» **Provided data**
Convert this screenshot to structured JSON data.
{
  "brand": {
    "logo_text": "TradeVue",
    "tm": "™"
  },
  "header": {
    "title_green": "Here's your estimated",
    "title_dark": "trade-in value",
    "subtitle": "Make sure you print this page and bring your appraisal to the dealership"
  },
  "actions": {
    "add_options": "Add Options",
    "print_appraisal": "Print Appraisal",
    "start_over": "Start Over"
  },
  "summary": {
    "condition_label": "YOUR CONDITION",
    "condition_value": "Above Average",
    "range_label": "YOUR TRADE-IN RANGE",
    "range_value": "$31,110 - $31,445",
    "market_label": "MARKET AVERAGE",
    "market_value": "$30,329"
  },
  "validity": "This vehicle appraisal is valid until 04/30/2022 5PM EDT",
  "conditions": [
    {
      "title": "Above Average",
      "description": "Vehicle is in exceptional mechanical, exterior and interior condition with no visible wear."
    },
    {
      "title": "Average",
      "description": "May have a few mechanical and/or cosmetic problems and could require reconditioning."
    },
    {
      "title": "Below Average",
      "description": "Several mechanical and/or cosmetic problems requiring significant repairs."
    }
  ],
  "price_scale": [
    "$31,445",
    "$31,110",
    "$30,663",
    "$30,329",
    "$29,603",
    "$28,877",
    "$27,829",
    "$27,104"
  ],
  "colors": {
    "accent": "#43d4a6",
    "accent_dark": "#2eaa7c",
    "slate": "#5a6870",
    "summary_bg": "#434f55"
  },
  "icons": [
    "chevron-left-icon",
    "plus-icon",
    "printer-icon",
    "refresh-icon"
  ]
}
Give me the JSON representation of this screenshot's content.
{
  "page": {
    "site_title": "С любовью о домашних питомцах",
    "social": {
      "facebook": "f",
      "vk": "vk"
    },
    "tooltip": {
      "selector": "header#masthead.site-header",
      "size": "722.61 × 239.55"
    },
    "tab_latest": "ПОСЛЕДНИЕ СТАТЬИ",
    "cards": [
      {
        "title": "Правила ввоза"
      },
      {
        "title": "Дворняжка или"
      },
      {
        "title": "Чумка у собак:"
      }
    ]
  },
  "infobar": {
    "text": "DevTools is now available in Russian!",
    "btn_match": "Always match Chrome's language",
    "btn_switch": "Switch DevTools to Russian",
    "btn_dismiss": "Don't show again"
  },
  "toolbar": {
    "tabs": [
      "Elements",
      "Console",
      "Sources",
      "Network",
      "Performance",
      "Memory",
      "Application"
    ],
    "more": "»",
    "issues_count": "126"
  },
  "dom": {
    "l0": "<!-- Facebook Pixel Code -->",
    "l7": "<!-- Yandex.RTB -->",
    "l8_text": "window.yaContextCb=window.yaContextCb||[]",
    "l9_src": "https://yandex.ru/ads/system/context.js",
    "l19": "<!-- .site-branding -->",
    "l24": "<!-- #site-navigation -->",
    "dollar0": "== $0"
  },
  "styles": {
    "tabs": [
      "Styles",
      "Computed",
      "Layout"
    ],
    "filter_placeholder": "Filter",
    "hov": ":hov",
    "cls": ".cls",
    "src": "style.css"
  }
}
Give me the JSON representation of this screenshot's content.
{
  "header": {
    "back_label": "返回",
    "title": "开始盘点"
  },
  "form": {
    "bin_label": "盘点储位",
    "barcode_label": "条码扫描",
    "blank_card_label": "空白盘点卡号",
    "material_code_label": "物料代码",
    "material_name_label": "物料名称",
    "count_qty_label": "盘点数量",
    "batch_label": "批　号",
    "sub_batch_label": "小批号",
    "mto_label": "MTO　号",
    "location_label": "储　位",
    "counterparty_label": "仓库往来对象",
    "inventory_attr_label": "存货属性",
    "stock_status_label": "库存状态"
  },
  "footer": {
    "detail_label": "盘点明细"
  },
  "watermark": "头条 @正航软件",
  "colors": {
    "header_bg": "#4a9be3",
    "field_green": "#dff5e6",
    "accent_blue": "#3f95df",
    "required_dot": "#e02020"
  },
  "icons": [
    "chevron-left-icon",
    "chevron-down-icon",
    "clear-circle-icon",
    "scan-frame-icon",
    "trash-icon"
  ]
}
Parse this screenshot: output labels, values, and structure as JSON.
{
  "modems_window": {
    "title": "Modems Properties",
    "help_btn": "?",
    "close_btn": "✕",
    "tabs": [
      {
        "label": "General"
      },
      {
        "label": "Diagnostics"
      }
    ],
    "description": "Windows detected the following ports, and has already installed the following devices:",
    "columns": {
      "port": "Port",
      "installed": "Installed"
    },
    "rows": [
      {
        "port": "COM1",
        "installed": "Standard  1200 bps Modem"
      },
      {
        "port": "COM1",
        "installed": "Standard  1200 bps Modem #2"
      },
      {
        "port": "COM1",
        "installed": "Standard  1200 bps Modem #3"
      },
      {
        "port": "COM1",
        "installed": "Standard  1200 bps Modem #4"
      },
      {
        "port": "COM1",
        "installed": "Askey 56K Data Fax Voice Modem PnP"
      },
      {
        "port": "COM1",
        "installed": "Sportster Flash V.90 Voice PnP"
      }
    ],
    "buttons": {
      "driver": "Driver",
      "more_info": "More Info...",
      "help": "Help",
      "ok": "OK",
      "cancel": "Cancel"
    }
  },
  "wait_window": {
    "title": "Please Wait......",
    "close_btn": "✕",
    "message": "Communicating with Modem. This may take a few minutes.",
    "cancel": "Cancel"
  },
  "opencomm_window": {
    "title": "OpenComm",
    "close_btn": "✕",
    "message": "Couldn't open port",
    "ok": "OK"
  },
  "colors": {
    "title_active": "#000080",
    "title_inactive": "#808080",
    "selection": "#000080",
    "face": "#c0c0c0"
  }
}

» **What to produce**
Retype each record exactly, leaving nothing out.

» **Solution to this exercise**
Convert this screenshot to structured JSON data.
{
  "brand": {
    "logo_text": "TradeVue",
    "tm": "™"
  },
  "header": {
    "title_green": "Here's your estimated",
    "title_dark": "trade-in value",
    "subtitle": "Make sure you print this page and bring your appraisal to the dealership"
  },
  "actions": {
    "add_options": "Add Options",
    "print_appraisal": "Print Appraisal",
    "start_over": "Start Over"
  },
  "summary": {
    "condition_label": "YOUR CONDITION",
    "condition_value": "Above Average",
    "range_label": "YOUR TRADE-IN RANGE",
    "range_value": "$31,110 - $31,445",
    "market_label": "MARKET AVERAGE",
    "market_value": "$30,329"
  },
  "validity": "This vehicle appraisal is valid until 04/30/2022 5PM EDT",
  "conditions": [
    {
      "title": "Above Average",
      "description": "Vehicle is in exceptional mechanical, exterior and interior condition with no visible wear."
    },
    {
      "title": "Average",
      "description": "May have a few mechanical and/or cosmetic problems and could require reconditioning."
    },
    {
      "title": "Below Average",
      "description": "Several mechanical and/or cosmetic problems requiring significant repairs."
    }
  ],
  "price_scale": [
    "$31,445",
    "$31,110",
    "$30,663",
    "$30,329",
    "$29,603",
    "$28,877",
    "$27,829",
    "$27,104"
  ],
  "colors": {
    "accent": "#43d4a6",
    "accent_dark": "#2eaa7c",
    "slate": "#5a6870",
    "summary_bg": "#434f55"
  },
  "icons": [
    "chevron-left-icon",
    "plus-icon",
    "printer-icon",
    "refresh-icon"
  ]
}
Give me the JSON representation of this screenshot's content.
{
  "page": {
    "site_title": "С любовью о домашних питомцах",
    "social": {
      "facebook": "f",
      "vk": "vk"
    },
    "tooltip": {
      "selector": "header#masthead.site-header",
      "size": "722.61 × 239.55"
    },
    "tab_latest": "ПОСЛЕДНИЕ СТАТЬИ",
    "cards": [
      {
        "title": "Правила ввоза"
      },
      {
        "title": "Дворняжка или"
      },
      {
        "title": "Чумка у собак:"
      }
    ]
  },
  "infobar": {
    "text": "DevTools is now available in Russian!",
    "btn_match": "Always match Chrome's language",
    "btn_switch": "Switch DevTools to Russian",
    "btn_dismiss": "Don't show again"
  },
  "toolbar": {
    "tabs": [
      "Elements",
      "Console",
      "Sources",
      "Network",
      "Performance",
      "Memory",
      "Application"
    ],
    "more": "»",
    "issues_count": "126"
  },
  "dom": {
    "l0": "<!-- Facebook Pixel Code -->",
    "l7": "<!-- Yandex.RTB -->",
    "l8_text": "window.yaContextCb=window.yaContextCb||[]",
    "l9_src": "https://yandex.ru/ads/system/context.js",
    "l19": "<!-- .site-branding -->",
    "l24": "<!-- #site-navigation -->",
    "dollar0": "== $0"
  },
  "styles": {
    "tabs": [
      "Styles",
      "Computed",
      "Layout"
    ],
    "filter_placeholder": "Filter",
    "hov": ":hov",
    "cls": ".cls",
    "src": "style.css"
  }
}
Give me the JSON representation of this screenshot's content.
{
  "header": {
    "back_label": "返回",
    "title": "开始盘点"
  },
  "form": {
    "bin_label": "盘点储位",
    "barcode_label": "条码扫描",
    "blank_card_label": "空白盘点卡号",
    "material_code_label": "物料代码",
    "material_name_label": "物料名称",
    "count_qty_label": "盘点数量",
    "batch_label": "批　号",
    "sub_batch_label": "小批号",
    "mto_label": "MTO　号",
    "location_label": "储　位",
    "counterparty_label": "仓库往来对象",
    "inventory_attr_label": "存货属性",
    "stock_status_label": "库存状态"
  },
  "footer": {
    "detail_label": "盘点明细"
  },
  "watermark": "头条 @正航软件",
  "colors": {
    "header_bg": "#4a9be3",
    "field_green": "#dff5e6",
    "accent_blue": "#3f95df",
    "required_dot": "#e02020"
  },
  "icons": [
    "chevron-left-icon",
    "chevron-down-icon",
    "clear-circle-icon",
    "scan-frame-icon",
    "trash-icon"
  ]
}
Parse this screenshot: output labels, values, and structure as JSON.
{
  "modems_window": {
    "title": "Modems Properties",
    "help_btn": "?",
    "close_btn": "✕",
    "tabs": [
      {
        "label": "General"
      },
      {
        "label": "Diagnostics"
      }
    ],
    "description": "Windows detected the following ports, and has already installed the following devices:",
    "columns": {
      "port": "Port",
      "installed": "Installed"
    },
    "rows": [
      {
        "port": "COM1",
        "installed": "Standard  1200 bps Modem"
      },
      {
        "port": "COM1",
        "installed": "Standard  1200 bps Modem #2"
      },
      {
        "port": "COM1",
        "installed": "Standard  1200 bps Modem #3"
      },
      {
        "port": "COM1",
        "installed": "Standard  1200 bps Modem #4"
      },
      {
        "port": "COM1",
        "installed": "Askey 56K Data Fax Voice Modem PnP"
      },
      {
        "port": "COM1",
        "installed": "Sportster Flash V.90 Voice PnP"
      }
    ],
    "buttons": {
      "driver": "Driver",
      "more_info": "More Info...",
      "help": "Help",
      "ok": "OK",
      "cancel": "Cancel"
    }
  },
  "wait_window": {
    "title": "Please Wait......",
    "close_btn": "✕",
    "message": "Communicating with Modem. This may take a few minutes.",
    "cancel": "Cancel"
  },
  "opencomm_window": {
    "title": "OpenComm",
    "close_btn": "✕",
    "message": "Couldn't open port",
    "ok": "OK"
  },
  "colors": {
    "title_active": "#000080",
    "title_inactive": "#808080",
    "selection": "#000080",
    "face": "#c0c0c0"
  }
}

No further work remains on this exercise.